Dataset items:
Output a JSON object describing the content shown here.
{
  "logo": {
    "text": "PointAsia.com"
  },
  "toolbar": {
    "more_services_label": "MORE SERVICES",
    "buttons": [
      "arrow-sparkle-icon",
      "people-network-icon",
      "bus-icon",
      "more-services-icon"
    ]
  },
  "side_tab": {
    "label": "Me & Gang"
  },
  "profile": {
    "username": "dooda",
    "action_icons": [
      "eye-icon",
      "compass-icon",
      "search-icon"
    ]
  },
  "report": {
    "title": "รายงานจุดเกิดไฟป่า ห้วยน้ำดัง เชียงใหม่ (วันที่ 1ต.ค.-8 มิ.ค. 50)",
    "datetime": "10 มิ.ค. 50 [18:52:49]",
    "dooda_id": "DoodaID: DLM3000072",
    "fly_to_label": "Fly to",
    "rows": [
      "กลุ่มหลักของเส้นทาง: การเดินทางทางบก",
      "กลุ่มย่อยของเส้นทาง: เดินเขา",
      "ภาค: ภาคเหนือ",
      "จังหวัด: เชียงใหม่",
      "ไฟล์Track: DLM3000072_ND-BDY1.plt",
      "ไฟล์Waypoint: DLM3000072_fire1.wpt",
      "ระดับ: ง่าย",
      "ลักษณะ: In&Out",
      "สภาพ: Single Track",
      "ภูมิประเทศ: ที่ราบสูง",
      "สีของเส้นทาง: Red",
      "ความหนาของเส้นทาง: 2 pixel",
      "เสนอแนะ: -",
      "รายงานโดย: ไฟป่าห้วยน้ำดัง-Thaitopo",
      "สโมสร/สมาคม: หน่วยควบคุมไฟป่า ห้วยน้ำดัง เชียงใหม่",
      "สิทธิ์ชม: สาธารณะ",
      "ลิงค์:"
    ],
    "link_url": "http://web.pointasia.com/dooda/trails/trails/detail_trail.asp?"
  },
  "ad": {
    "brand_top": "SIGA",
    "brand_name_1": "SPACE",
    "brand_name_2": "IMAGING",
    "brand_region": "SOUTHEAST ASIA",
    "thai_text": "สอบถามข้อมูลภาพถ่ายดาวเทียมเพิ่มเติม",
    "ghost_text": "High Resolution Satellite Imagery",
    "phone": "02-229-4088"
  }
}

--

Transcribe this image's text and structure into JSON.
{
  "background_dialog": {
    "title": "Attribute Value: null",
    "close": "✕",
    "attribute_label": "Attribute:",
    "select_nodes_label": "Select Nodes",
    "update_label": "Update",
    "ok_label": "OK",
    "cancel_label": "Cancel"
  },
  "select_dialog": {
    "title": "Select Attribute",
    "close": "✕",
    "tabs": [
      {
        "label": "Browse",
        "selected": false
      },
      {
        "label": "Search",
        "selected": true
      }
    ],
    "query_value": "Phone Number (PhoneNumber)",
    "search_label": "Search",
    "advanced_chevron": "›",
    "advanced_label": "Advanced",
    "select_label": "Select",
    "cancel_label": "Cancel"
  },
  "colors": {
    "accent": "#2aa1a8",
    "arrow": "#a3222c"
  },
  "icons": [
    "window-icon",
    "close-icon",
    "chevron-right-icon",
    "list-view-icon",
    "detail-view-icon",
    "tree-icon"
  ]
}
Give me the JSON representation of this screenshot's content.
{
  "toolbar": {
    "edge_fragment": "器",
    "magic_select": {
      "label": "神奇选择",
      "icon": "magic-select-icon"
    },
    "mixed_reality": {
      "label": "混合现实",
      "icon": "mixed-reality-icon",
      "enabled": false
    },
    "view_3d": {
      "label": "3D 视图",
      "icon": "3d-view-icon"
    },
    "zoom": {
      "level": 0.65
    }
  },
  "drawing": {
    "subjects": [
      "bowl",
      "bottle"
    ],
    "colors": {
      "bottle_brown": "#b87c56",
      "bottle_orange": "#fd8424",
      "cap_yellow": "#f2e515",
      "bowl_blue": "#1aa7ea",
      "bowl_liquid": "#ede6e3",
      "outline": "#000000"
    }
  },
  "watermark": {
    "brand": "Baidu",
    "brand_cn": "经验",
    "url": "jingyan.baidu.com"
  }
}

--

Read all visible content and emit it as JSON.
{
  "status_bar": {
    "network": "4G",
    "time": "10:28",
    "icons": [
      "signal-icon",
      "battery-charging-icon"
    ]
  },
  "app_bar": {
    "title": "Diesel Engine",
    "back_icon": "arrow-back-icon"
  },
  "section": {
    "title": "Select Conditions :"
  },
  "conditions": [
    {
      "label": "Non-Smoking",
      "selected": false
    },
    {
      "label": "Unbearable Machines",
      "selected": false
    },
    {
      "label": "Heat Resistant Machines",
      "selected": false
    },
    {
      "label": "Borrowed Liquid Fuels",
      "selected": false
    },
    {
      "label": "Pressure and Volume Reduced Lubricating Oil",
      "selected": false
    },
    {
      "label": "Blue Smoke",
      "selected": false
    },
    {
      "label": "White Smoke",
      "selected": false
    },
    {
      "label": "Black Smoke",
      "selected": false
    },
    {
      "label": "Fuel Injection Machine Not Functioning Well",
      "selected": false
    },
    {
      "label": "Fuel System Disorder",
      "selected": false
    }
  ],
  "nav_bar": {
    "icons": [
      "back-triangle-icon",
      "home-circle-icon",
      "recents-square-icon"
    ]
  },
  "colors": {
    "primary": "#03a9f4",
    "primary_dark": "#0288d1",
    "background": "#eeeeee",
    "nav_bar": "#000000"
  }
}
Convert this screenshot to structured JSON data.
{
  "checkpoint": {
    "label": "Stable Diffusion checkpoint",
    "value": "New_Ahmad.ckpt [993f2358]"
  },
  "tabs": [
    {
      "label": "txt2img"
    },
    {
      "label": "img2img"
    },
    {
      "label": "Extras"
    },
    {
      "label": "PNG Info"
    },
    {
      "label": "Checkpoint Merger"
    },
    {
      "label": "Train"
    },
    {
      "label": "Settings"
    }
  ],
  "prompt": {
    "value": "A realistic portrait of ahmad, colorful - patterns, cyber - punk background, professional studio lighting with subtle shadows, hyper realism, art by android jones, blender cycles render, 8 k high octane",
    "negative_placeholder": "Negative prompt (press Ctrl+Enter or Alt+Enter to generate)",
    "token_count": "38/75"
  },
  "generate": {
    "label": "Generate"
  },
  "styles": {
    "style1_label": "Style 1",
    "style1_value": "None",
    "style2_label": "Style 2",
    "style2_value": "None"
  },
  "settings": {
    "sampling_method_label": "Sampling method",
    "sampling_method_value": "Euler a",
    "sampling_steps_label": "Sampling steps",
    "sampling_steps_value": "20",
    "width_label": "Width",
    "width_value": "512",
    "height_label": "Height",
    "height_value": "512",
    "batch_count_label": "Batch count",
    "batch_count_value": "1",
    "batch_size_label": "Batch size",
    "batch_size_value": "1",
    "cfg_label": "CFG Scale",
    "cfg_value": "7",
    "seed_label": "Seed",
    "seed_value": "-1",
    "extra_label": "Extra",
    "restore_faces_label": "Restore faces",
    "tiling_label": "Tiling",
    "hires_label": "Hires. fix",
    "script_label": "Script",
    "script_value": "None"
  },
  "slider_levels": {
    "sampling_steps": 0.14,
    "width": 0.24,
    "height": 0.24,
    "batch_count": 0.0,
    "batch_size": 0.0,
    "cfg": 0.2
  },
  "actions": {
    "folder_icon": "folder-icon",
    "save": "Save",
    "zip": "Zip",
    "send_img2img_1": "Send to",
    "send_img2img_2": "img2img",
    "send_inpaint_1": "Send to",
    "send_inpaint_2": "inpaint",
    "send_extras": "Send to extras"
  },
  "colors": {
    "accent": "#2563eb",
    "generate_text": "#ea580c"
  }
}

What the task requires => Gather each line in the entries above where the string "title" is found.

Output for this task =>
    "title": "รายงานจุดเกิดไฟป่า ห้วยน้ำดัง เชียงใหม่ (วันที่ 1ต.ค.-8 มิ.ค. 50)",
    "title": "Attribute Value: null",
    "title": "Select Attribute",
    "title": "Diesel Engine",
    "title": "Select Conditions :"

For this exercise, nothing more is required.